Retype all the entries word for word, but omit the pictures.

/---

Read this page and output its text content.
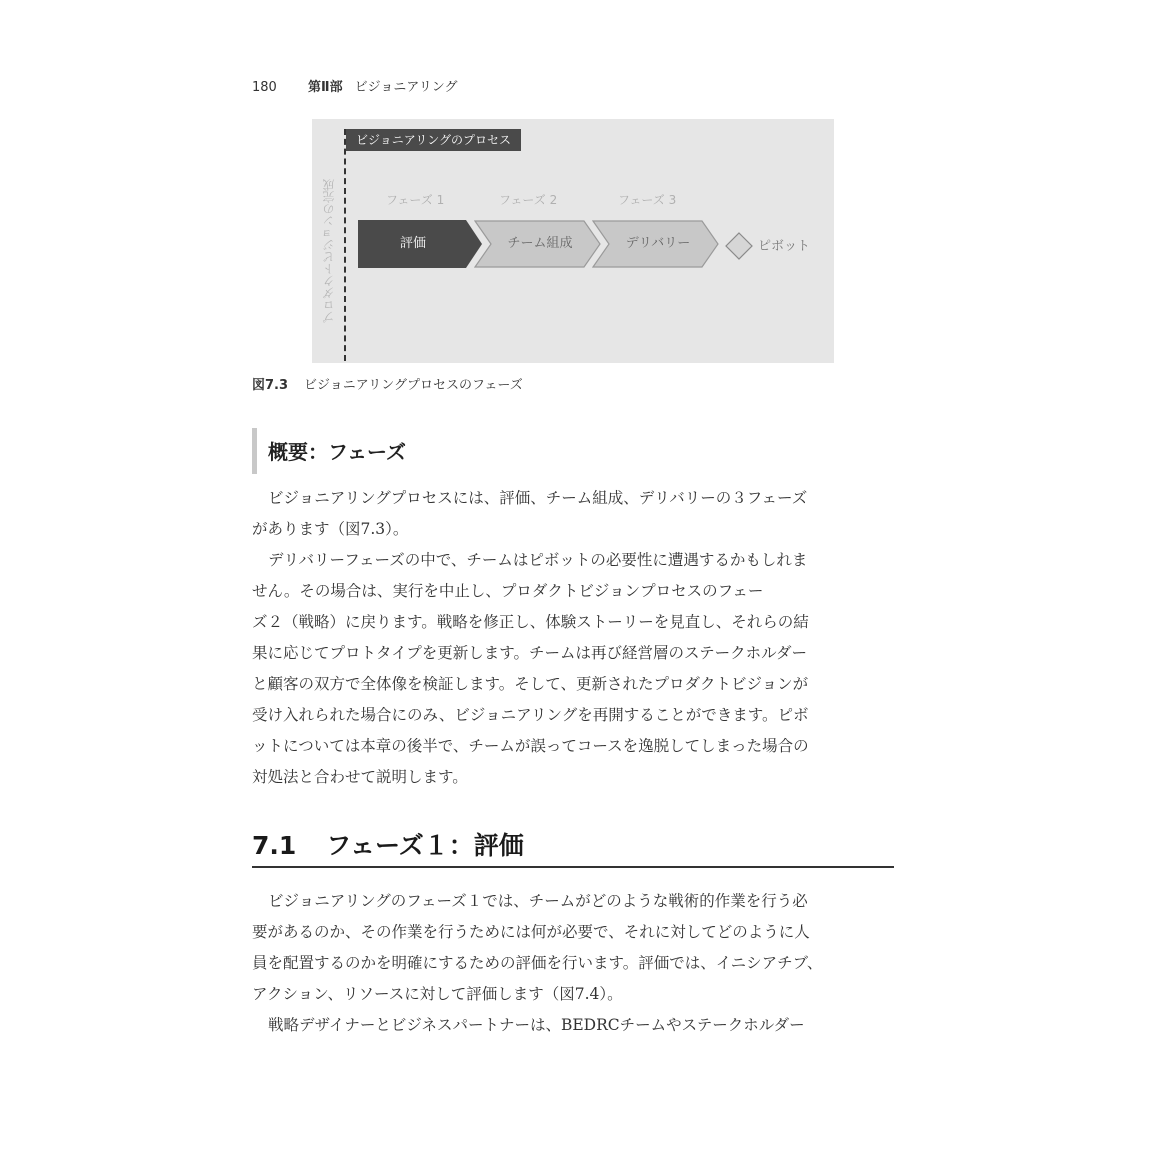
180 第Ⅱ部 ビジョニアリング
プロダクトビジョンの完成
ビジョニアリングのプロセス
フェーズ 1	フェーズ 2	フェーズ 3
評価	チーム組成	デリバリー	ピボット
図7.3 ビジョニアリングプロセスのフェーズ
概要：フェーズ
ビジョニアリングプロセスには、評価、チーム組成、デリバリーの３フェーズ
があります（図7.3）。
デリバリーフェーズの中で、チームはピボットの必要性に遭遇するかもしれま
せん。その場合は、実行を中止し、プロダクトビジョンプロセスのフェー
ズ２（戦略）に戻ります。戦略を修正し、体験ストーリーを見直し、それらの結
果に応じてプロトタイプを更新します。チームは再び経営層のステークホルダー
と顧客の双方で全体像を検証します。そして、更新されたプロダクトビジョンが
受け入れられた場合にのみ、ビジョニアリングを再開することができます。ピボ
ットについては本章の後半で、チームが誤ってコースを逸脱してしまった場合の
対処法と合わせて説明します。
7.1 フェーズ１：評価
ビジョニアリングのフェーズ１では、チームがどのような戦術的作業を行う必
要があるのか、その作業を行うためには何が必要で、それに対してどのように人
員を配置するのかを明確にするための評価を行います。評価では、イニシアチブ、
アクション、リソースに対して評価します（図7.4）。
戦略デザイナーとビジネスパートナーは、BEDRCチームやステークホルダー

\---

# TASK SOLUTION
Read this page and output its text content.
180 第Ⅱ部 ビジョニアリング
プロダクトビジョンの完成
ビジョニアリングのプロセス
フェーズ 1	フェーズ 2	フェーズ 3
評価	チーム組成	デリバリー	ピボット
図7.3 ビジョニアリングプロセスのフェーズ
概要：フェーズ
ビジョニアリングプロセスには、評価、チーム組成、デリバリーの３フェーズ
があります（図7.3）。
デリバリーフェーズの中で、チームはピボットの必要性に遭遇するかもしれま
せん。その場合は、実行を中止し、プロダクトビジョンプロセスのフェー
ズ２（戦略）に戻ります。戦略を修正し、体験ストーリーを見直し、それらの結
果に応じてプロトタイプを更新します。チームは再び経営層のステークホルダー
と顧客の双方で全体像を検証します。そして、更新されたプロダクトビジョンが
受け入れられた場合にのみ、ビジョニアリングを再開することができます。ピボ
ットについては本章の後半で、チームが誤ってコースを逸脱してしまった場合の
対処法と合わせて説明します。
7.1 フェーズ１：評価
ビジョニアリングのフェーズ１では、チームがどのような戦術的作業を行う必
要があるのか、その作業を行うためには何が必要で、それに対してどのように人
員を配置するのかを明確にするための評価を行います。評価では、イニシアチブ、
アクション、リソースに対して評価します（図7.4）。
戦略デザイナーとビジネスパートナーは、BEDRCチームやステークホルダー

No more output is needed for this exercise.